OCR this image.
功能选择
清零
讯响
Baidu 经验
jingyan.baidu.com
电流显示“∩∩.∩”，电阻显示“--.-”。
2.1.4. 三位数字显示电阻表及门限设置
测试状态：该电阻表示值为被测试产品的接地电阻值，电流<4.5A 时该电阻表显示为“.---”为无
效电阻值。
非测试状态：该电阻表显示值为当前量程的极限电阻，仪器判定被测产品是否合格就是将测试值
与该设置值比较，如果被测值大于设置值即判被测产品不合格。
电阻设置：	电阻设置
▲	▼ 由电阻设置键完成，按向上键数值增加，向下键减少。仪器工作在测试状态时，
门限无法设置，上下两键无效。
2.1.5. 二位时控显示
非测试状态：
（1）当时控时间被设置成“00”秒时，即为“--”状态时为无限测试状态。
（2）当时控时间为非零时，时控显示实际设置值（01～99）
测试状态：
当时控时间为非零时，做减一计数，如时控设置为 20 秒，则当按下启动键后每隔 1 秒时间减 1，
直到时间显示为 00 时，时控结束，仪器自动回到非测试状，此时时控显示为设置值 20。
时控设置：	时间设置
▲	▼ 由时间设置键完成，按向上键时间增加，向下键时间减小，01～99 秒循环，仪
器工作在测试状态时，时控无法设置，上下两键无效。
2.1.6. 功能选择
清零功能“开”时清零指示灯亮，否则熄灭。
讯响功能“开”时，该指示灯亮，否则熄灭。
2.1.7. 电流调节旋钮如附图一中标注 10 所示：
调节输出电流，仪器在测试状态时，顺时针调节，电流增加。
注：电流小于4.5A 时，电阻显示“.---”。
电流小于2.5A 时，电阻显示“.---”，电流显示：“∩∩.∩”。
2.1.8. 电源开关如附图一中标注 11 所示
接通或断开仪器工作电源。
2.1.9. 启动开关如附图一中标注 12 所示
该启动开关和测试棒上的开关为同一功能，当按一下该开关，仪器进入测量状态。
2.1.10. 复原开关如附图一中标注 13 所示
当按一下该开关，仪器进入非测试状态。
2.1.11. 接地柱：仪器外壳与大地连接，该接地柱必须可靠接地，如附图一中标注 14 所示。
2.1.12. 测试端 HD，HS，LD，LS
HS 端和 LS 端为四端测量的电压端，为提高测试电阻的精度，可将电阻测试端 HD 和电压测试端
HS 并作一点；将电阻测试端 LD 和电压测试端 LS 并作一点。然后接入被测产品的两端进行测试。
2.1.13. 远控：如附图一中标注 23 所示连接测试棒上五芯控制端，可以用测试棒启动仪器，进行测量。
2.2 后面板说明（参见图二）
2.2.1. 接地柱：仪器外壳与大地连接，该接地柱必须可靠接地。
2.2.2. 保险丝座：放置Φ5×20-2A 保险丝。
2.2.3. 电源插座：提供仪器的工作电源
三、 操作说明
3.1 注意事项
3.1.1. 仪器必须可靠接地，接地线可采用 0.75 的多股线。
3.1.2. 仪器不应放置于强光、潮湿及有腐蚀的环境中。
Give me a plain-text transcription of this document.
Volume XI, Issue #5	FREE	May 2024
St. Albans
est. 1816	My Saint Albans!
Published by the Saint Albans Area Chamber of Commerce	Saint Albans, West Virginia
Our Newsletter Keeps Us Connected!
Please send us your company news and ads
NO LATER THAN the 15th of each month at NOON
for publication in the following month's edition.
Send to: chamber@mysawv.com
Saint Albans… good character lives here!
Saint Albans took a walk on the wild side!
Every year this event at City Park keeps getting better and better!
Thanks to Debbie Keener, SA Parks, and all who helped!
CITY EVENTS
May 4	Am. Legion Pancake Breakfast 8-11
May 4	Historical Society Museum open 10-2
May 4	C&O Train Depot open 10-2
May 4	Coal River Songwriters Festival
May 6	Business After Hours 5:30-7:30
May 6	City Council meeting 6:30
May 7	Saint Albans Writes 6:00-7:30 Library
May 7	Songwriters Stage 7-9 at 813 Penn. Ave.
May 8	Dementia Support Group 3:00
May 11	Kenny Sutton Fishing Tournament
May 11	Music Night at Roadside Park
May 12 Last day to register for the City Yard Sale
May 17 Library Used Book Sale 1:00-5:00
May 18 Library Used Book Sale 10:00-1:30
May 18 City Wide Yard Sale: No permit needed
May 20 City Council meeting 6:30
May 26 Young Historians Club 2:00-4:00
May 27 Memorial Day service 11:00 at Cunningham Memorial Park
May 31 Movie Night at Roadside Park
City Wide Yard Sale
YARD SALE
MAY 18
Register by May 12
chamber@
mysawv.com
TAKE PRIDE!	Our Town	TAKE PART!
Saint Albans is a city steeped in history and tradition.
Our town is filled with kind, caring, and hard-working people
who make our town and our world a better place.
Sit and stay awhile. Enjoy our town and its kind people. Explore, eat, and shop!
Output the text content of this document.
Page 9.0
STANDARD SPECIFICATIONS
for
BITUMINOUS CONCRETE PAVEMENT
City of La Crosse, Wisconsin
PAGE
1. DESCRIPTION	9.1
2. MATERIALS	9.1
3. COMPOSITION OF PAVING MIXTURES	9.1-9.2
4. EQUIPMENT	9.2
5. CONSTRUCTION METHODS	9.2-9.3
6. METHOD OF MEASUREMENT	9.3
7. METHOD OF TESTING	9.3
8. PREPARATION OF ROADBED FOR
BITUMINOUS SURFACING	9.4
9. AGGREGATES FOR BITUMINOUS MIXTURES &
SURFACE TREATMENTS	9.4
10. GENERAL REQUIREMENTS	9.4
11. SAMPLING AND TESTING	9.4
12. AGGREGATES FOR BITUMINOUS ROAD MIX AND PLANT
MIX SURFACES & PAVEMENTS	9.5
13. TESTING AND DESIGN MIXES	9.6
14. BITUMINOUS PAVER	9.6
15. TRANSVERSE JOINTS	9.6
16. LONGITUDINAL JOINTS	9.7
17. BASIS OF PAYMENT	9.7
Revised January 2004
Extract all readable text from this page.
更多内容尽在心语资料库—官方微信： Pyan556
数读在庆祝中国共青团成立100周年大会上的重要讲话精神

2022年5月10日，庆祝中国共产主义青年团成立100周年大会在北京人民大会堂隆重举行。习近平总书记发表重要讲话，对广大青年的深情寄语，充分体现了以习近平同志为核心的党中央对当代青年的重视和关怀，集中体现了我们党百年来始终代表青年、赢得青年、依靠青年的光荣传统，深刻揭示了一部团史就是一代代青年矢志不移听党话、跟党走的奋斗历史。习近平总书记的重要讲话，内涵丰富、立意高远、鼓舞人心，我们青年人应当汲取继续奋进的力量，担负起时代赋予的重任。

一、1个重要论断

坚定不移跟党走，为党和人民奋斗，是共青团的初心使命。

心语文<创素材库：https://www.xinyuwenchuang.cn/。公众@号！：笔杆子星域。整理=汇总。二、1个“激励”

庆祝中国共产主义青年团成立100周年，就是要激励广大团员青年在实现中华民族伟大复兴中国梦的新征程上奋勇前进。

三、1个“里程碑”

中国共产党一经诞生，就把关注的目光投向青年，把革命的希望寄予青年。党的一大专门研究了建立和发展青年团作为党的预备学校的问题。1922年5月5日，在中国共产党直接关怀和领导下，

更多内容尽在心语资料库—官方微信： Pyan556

→ **Set exercise**: For this exercise, gather every line of the data that contains the word "Night".

→ **Solution for this exercise**:
May 11	Music Night at Roadside Park
May 31 Movie Night at Roadside Park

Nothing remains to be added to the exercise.